─── Recorded data

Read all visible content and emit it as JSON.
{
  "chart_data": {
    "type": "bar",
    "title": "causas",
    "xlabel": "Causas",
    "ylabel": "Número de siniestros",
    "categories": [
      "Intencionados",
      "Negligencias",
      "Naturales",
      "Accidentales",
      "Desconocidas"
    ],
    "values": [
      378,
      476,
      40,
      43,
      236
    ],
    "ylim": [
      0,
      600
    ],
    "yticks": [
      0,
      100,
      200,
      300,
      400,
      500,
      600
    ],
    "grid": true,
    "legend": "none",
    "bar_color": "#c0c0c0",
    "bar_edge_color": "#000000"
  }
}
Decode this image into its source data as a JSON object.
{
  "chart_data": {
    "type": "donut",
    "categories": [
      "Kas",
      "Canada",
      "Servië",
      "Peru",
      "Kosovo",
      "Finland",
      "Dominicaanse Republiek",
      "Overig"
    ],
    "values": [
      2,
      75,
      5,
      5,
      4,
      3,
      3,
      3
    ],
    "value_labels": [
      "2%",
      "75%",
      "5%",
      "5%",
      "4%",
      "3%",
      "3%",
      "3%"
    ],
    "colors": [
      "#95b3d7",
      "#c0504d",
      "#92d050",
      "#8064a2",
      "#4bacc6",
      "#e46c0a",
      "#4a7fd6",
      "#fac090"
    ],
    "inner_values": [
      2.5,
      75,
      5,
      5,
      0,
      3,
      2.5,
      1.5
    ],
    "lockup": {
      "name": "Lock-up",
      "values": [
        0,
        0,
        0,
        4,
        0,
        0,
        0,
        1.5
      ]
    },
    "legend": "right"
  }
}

──────

Your objective
Take the lines above and retype all of them exactly.

Answer to this exercise
Read all visible content and emit it as JSON.
{
  "chart_data": {
    "type": "bar",
    "title": "causas",
    "xlabel": "Causas",
    "ylabel": "Número de siniestros",
    "categories": [
      "Intencionados",
      "Negligencias",
      "Naturales",
      "Accidentales",
      "Desconocidas"
    ],
    "values": [
      378,
      476,
      40,
      43,
      236
    ],
    "ylim": [
      0,
      600
    ],
    "yticks": [
      0,
      100,
      200,
      300,
      400,
      500,
      600
    ],
    "grid": true,
    "legend": "none",
    "bar_color": "#c0c0c0",
    "bar_edge_color": "#000000"
  }
}
Decode this image into its source data as a JSON object.
{
  "chart_data": {
    "type": "donut",
    "categories": [
      "Kas",
      "Canada",
      "Servië",
      "Peru",
      "Kosovo",
      "Finland",
      "Dominicaanse Republiek",
      "Overig"
    ],
    "values": [
      2,
      75,
      5,
      5,
      4,
      3,
      3,
      3
    ],
    "value_labels": [
      "2%",
      "75%",
      "5%",
      "5%",
      "4%",
      "3%",
      "3%",
      "3%"
    ],
    "colors": [
      "#95b3d7",
      "#c0504d",
      "#92d050",
      "#8064a2",
      "#4bacc6",
      "#e46c0a",
      "#4a7fd6",
      "#fac090"
    ],
    "inner_values": [
      2.5,
      75,
      5,
      5,
      0,
      3,
      2.5,
      1.5
    ],
    "lockup": {
      "name": "Lock-up",
      "values": [
        0,
        0,
        0,
        4,
        0,
        0,
        0,
        1.5
      ]
    },
    "legend": "right"
  }
}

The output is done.